Scan the records below. List lines holding "times".

SOURCE MATERIAL ::
════════════════════
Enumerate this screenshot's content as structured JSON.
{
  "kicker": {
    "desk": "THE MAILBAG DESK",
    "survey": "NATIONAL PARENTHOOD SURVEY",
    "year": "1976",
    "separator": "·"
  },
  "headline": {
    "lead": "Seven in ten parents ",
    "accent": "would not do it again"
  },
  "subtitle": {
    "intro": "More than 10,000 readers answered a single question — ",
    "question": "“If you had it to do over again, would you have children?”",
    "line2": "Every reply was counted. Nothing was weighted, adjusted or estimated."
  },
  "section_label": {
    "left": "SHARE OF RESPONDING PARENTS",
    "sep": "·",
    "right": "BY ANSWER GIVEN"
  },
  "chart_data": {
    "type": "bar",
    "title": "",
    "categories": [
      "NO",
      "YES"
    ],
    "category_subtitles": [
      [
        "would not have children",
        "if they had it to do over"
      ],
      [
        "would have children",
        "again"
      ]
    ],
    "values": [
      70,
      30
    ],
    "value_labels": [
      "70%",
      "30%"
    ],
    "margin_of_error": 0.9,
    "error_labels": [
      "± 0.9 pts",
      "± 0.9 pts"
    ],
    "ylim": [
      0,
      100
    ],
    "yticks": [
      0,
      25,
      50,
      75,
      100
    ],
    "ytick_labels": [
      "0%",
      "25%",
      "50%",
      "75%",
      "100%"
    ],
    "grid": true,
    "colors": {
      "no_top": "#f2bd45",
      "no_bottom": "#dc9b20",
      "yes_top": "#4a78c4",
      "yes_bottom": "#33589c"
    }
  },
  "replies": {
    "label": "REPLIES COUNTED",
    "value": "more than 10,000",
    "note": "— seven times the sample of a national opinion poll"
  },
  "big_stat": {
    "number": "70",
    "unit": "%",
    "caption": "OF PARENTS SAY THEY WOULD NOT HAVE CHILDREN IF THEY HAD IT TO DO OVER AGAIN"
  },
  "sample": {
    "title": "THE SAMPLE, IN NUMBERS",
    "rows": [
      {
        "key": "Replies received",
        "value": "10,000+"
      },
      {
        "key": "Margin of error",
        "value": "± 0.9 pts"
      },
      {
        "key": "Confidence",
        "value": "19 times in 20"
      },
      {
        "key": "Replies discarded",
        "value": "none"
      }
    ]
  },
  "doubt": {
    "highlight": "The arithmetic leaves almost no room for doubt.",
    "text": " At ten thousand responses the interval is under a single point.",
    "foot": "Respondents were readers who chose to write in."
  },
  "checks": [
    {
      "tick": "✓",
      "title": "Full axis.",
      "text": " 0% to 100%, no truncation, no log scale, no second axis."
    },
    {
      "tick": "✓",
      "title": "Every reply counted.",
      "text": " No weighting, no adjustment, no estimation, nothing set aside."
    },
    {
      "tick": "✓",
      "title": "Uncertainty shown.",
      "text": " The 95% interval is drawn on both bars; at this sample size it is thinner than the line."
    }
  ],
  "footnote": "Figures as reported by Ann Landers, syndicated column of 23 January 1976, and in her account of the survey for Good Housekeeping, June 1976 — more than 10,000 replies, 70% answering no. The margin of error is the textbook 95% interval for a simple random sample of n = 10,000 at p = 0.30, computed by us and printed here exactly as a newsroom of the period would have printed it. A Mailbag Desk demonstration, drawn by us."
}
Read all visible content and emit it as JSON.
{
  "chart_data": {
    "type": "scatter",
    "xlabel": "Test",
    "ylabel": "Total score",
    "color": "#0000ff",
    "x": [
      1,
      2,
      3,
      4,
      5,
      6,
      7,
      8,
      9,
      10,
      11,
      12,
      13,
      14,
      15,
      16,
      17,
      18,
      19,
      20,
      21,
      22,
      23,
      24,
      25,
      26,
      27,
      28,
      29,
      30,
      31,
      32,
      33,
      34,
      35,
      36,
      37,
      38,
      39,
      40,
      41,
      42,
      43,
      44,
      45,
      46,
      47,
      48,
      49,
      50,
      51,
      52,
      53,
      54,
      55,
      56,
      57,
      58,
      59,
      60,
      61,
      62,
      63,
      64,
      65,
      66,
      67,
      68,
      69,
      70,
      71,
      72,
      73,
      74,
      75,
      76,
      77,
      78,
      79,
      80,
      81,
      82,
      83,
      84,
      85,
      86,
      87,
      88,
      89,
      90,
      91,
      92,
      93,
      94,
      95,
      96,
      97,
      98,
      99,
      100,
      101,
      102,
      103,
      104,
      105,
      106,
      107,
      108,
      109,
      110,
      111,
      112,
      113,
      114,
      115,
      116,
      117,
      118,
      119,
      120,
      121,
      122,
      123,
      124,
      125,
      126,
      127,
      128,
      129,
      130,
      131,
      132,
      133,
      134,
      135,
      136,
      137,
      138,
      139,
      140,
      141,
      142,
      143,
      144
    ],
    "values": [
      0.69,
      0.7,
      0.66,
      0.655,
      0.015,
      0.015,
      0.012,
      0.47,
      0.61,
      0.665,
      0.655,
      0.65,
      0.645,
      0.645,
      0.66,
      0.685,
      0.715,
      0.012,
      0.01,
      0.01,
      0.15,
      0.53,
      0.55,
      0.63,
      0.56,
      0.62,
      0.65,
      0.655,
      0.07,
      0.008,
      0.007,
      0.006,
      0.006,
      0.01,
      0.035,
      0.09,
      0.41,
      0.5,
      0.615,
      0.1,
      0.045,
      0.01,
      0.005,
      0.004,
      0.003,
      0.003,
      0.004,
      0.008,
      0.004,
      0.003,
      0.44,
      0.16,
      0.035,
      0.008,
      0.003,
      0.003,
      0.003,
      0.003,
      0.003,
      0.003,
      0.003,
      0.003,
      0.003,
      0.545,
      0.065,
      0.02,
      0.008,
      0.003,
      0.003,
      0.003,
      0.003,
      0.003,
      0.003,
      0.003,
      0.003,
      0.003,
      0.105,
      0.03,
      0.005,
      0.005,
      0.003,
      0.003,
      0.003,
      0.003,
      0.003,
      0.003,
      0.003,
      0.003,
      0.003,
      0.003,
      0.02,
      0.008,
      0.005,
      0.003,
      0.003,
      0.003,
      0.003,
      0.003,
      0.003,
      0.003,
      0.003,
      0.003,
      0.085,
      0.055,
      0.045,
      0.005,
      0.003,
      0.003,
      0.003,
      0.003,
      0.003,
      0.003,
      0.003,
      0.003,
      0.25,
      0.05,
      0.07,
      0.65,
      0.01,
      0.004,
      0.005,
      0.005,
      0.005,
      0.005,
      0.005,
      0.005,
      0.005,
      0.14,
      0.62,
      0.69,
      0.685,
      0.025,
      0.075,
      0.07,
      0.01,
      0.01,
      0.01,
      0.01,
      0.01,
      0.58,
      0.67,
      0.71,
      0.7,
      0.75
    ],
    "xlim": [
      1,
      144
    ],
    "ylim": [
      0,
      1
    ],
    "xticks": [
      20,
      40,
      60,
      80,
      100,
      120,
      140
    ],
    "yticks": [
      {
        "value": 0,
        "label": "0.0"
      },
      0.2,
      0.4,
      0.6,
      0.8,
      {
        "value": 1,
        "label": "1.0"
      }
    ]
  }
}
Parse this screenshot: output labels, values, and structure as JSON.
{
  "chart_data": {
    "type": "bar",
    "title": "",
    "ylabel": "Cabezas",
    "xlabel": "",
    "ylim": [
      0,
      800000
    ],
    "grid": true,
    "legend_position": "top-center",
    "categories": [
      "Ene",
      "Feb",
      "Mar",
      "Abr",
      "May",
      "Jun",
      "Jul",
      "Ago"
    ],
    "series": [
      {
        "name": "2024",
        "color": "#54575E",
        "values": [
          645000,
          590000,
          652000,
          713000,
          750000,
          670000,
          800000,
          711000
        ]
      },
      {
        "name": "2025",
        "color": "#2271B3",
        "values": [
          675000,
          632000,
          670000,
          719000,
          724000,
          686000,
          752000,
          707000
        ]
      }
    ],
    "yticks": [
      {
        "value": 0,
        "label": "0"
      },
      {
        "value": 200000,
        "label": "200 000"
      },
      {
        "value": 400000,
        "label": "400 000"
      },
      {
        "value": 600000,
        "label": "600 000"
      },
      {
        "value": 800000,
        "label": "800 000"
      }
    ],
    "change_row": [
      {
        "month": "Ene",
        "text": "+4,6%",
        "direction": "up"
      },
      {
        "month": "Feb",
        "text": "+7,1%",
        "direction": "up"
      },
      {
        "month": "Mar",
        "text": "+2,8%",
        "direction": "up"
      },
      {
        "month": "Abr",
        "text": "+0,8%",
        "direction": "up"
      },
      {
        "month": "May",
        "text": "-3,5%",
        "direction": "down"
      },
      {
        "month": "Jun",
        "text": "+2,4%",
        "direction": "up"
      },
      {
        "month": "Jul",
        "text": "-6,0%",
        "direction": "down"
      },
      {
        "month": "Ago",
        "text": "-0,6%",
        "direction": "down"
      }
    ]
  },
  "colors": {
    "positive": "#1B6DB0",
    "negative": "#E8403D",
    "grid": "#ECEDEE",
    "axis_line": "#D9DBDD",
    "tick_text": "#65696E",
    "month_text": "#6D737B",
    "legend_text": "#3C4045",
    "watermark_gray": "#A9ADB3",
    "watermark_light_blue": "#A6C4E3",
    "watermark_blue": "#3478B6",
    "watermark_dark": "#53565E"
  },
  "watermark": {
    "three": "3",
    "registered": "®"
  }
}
════════════════════
TASK OUTPUT ::
    "note": "— seven times the sample of a national opinion poll"
        "value": "19 times in 20"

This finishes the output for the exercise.